--- start of PROVIDED PASSAGE ---

Had Kass decided to simply focus on Antonio’s senseless death, he would have had a good story. But this is John Kass we’re talking about and, like Breaking Bad's Walter White, he takes no half-measures with his writing.

”I didn't see protesters waving their hands in the air for network TV cameras. I didn't see the Revs. Al Sharpton and Jesse Jackson playing their usual roles in the political race card game.

“I didn't see white college anarchists hiding behind their white plastic Guy Fawkes masks talking about being oppressed by the state. I didn't see politicians equivocating. But the worst thing I didn't see was this:

“I didn't see the theatrical outrage that you see in Ferguson, Mo. A white cop in Ferguson—a place most people never heard of just two weeks ago—shoots a black teenager and the nation knows what to do. The actors scream their roles on cue.

“But in Chicago, a black child is assassinated, and Attorney General Eric Holder isn't on his way here. There are no hashtag campaigns saying #saveourboys. And instead of loud anger, there is numb silence."

That’s right. John Kass decided to compare the lack of protests of a young boy killed only one day earlier to two weeks of protests and riots in a largely black Missouri town, fueled in large part by the excessive response of a police force armed to the teeth with military grade weaponry.

--- end of PROVIDED PASSAGE ---

* _PROBLEM SET_
A) Reproduce word for word everything in the passage on John Kass's column from "That’s right. John" down to "military grade weaponry.".
B) Answer these about the passage on John Kass's column:
(i) Which TV character is Kass likened to?
(ii) What hashtag does the quoted column say no campaign is using?
(iii) Which attorney general does the column say isn't on his way to Chicago?
C) Write the next part of the passage on John Kass's column, picking up after its final sentence.
The listing that follows has nothing to do with the passage on John Kass's column.

--- start of LISTING ---

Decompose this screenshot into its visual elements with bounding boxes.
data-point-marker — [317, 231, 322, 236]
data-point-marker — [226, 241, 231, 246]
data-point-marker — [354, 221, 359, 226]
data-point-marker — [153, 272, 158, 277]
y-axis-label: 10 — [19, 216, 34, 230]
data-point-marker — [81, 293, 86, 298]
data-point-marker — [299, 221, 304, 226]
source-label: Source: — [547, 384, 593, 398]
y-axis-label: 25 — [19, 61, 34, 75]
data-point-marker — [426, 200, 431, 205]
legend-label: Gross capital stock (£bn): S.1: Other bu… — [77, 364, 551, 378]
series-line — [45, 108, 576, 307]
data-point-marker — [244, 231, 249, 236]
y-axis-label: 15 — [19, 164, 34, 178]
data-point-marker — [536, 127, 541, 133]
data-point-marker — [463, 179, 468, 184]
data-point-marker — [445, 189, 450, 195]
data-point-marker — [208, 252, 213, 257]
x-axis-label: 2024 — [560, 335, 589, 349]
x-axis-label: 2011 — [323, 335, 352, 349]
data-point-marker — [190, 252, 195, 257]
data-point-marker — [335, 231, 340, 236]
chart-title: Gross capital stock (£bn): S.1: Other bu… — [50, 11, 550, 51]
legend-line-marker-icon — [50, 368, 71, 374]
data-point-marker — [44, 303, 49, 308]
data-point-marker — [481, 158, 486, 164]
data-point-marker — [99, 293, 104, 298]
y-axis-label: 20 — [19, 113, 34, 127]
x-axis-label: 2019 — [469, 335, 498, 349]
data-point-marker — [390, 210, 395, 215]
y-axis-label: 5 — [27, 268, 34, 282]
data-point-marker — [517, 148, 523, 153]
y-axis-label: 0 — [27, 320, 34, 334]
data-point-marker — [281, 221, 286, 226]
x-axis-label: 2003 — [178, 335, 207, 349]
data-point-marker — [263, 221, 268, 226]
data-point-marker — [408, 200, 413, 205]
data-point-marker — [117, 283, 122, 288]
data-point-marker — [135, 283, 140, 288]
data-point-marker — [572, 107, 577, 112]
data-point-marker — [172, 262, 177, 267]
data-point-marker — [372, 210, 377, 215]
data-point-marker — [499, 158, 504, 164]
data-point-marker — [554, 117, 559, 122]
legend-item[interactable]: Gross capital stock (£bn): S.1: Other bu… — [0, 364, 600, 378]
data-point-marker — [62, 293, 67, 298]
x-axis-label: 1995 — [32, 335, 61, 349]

--- end of LISTING ---

* _ANSWERS GIVEN_
A)
That’s right. John Kass decided to compare the lack of protests of a young boy killed only one day earlier to two weeks of protests and riots in a largely black Missouri town, fueled in large part by the excessive response of a police force armed to the teeth with military grade weaponry.

B)
(i) Walter White of Breaking Bad
(ii) #saveourboys
(iii) Eric Holder

C)
Antonio Smith's death was a senseless act committed by a random criminal. Michael Brown's death was a senseless act committed by an employee of a tax-funded government entity charged with protecting citizens.

There’s more:

Venting outrage at police is easier, and it's politically advantageous. Venting at neighbors is a bit more complicated and dangerous. The neighbors will still be there on the block long after the TV cameras leave. People are afraid. They don't want their children to pay for anything they might say."

Venting outrage at police is easier when they fire tear gas, stun grenades and smoke bombs at largely unarmed crowds.

Venting outrage at police is easier when a cop is caught on camera pointing a rifle at demonstrators, shouting, “I will fucking kill you” and responding to a call for his name and badge number with “go fuck yourself.” Venting outrage at police is easier when one shoots an unarmed black teenager six times in the arm, face and torso, and his fellow officers close ranks around him, and spends the better part of a week refusing to offer details of the shooting.

Venting outrage at police is also warranted when these instances occur.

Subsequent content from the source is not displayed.